▸ Stated goal
Can you transcribe every record below exactly as it appears?
═══ Data records
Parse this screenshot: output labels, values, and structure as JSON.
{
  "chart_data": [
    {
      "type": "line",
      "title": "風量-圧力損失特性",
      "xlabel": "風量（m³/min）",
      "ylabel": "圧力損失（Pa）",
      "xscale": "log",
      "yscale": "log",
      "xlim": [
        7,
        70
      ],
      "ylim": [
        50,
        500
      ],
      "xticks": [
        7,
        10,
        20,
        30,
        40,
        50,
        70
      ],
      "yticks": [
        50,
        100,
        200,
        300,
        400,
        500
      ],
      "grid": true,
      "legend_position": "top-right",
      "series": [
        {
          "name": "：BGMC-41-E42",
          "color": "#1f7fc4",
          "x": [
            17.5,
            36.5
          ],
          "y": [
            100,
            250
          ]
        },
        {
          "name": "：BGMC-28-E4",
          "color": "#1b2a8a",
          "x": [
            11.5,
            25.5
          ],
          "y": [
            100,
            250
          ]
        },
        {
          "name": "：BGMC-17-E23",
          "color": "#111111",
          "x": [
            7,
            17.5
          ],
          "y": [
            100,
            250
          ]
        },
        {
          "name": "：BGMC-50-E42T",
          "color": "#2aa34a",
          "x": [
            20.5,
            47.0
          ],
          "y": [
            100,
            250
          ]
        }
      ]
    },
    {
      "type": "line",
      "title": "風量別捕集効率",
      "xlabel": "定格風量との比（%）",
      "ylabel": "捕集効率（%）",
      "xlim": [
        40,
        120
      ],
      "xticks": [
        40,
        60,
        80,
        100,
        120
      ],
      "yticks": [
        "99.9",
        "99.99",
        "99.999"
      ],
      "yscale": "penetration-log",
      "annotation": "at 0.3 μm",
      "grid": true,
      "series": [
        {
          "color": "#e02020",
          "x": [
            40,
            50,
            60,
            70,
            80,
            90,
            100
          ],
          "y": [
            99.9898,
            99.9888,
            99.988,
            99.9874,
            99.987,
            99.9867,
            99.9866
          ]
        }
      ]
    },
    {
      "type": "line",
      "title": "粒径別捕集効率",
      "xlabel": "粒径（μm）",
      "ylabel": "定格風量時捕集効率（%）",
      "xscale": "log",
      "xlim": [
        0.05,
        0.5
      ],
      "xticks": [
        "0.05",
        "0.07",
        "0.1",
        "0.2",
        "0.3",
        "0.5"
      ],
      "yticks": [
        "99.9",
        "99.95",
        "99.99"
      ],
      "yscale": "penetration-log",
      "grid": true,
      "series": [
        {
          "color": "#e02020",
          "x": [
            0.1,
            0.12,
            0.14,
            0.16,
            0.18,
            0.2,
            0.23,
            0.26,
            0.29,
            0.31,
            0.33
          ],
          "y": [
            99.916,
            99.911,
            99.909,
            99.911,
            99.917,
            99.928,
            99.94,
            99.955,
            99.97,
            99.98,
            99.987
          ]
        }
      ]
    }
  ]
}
══════
▸ The response
Parse this screenshot: output labels, values, and structure as JSON.
{
  "chart_data": [
    {
      "type": "line",
      "title": "風量-圧力損失特性",
      "xlabel": "風量（m³/min）",
      "ylabel": "圧力損失（Pa）",
      "xscale": "log",
      "yscale": "log",
      "xlim": [
        7,
        70
      ],
      "ylim": [
        50,
        500
      ],
      "xticks": [
        7,
        10,
        20,
        30,
        40,
        50,
        70
      ],
      "yticks": [
        50,
        100,
        200,
        300,
        400,
        500
      ],
      "grid": true,
      "legend_position": "top-right",
      "series": [
        {
          "name": "：BGMC-41-E42",
          "color": "#1f7fc4",
          "x": [
            17.5,
            36.5
          ],
          "y": [
            100,
            250
          ]
        },
        {
          "name": "：BGMC-28-E4",
          "color": "#1b2a8a",
          "x": [
            11.5,
            25.5
          ],
          "y": [
            100,
            250
          ]
        },
        {
          "name": "：BGMC-17-E23",
          "color": "#111111",
          "x": [
            7,
            17.5
          ],
          "y": [
            100,
            250
          ]
        },
        {
          "name": "：BGMC-50-E42T",
          "color": "#2aa34a",
          "x": [
            20.5,
            47.0
          ],
          "y": [
            100,
            250
          ]
        }
      ]
    },
    {
      "type": "line",
      "title": "風量別捕集効率",
      "xlabel": "定格風量との比（%）",
      "ylabel": "捕集効率（%）",
      "xlim": [
        40,
        120
      ],
      "xticks": [
        40,
        60,
        80,
        100,
        120
      ],
      "yticks": [
        "99.9",
        "99.99",
        "99.999"
      ],
      "yscale": "penetration-log",
      "annotation": "at 0.3 μm",
      "grid": true,
      "series": [
        {
          "color": "#e02020",
          "x": [
            40,
            50,
            60,
            70,
            80,
            90,
            100
          ],
          "y": [
            99.9898,
            99.9888,
            99.988,
            99.9874,
            99.987,
            99.9867,
            99.9866
          ]
        }
      ]
    },
    {
      "type": "line",
      "title": "粒径別捕集効率",
      "xlabel": "粒径（μm）",
      "ylabel": "定格風量時捕集効率（%）",
      "xscale": "log",
      "xlim": [
        0.05,
        0.5
      ],
      "xticks": [
        "0.05",
        "0.07",
        "0.1",
        "0.2",
        "0.3",
        "0.5"
      ],
      "yticks": [
        "99.9",
        "99.95",
        "99.99"
      ],
      "yscale": "penetration-log",
      "grid": true,
      "series": [
        {
          "color": "#e02020",
          "x": [
            0.1,
            0.12,
            0.14,
            0.16,
            0.18,
            0.2,
            0.23,
            0.26,
            0.29,
            0.31,
            0.33
          ],
          "y": [
            99.916,
            99.911,
            99.909,
            99.911,
            99.917,
            99.928,
            99.94,
            99.955,
            99.97,
            99.98,
            99.987
          ]
        }
      ]
    }
  ]
}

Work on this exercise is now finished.